▶ Required work
Return all the data, word for word.

[Entries from a dataset]

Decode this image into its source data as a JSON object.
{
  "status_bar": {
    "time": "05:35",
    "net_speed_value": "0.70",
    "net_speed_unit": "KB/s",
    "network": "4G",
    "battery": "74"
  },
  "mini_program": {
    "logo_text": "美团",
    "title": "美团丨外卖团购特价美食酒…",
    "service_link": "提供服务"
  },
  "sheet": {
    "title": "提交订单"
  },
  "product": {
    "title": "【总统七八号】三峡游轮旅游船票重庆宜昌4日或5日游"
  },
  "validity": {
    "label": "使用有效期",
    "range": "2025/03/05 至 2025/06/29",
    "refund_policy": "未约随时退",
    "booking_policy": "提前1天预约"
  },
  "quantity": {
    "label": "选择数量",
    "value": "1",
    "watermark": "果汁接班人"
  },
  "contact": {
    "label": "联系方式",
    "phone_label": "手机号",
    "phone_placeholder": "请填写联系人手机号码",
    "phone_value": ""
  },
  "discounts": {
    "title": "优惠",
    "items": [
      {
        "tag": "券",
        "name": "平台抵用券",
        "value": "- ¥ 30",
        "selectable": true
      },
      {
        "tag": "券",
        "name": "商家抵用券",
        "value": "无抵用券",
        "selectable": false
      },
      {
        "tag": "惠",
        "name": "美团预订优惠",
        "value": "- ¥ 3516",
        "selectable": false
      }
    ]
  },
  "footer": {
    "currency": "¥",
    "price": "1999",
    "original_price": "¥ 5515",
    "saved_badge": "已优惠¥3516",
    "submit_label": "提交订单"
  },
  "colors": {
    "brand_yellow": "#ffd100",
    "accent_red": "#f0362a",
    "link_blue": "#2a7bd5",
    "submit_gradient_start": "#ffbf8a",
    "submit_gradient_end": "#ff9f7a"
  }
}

▶ The completed task
Decode this image into its source data as a JSON object.
{
  "status_bar": {
    "time": "05:35",
    "net_speed_value": "0.70",
    "net_speed_unit": "KB/s",
    "network": "4G",
    "battery": "74"
  },
  "mini_program": {
    "logo_text": "美团",
    "title": "美团丨外卖团购特价美食酒…",
    "service_link": "提供服务"
  },
  "sheet": {
    "title": "提交订单"
  },
  "product": {
    "title": "【总统七八号】三峡游轮旅游船票重庆宜昌4日或5日游"
  },
  "validity": {
    "label": "使用有效期",
    "range": "2025/03/05 至 2025/06/29",
    "refund_policy": "未约随时退",
    "booking_policy": "提前1天预约"
  },
  "quantity": {
    "label": "选择数量",
    "value": "1",
    "watermark": "果汁接班人"
  },
  "contact": {
    "label": "联系方式",
    "phone_label": "手机号",
    "phone_placeholder": "请填写联系人手机号码",
    "phone_value": ""
  },
  "discounts": {
    "title": "优惠",
    "items": [
      {
        "tag": "券",
        "name": "平台抵用券",
        "value": "- ¥ 30",
        "selectable": true
      },
      {
        "tag": "券",
        "name": "商家抵用券",
        "value": "无抵用券",
        "selectable": false
      },
      {
        "tag": "惠",
        "name": "美团预订优惠",
        "value": "- ¥ 3516",
        "selectable": false
      }
    ]
  },
  "footer": {
    "currency": "¥",
    "price": "1999",
    "original_price": "¥ 5515",
    "saved_badge": "已优惠¥3516",
    "submit_label": "提交订单"
  },
  "colors": {
    "brand_yellow": "#ffd100",
    "accent_red": "#f0362a",
    "link_blue": "#2a7bd5",
    "submit_gradient_start": "#ffbf8a",
    "submit_gradient_end": "#ff9f7a"
  }
}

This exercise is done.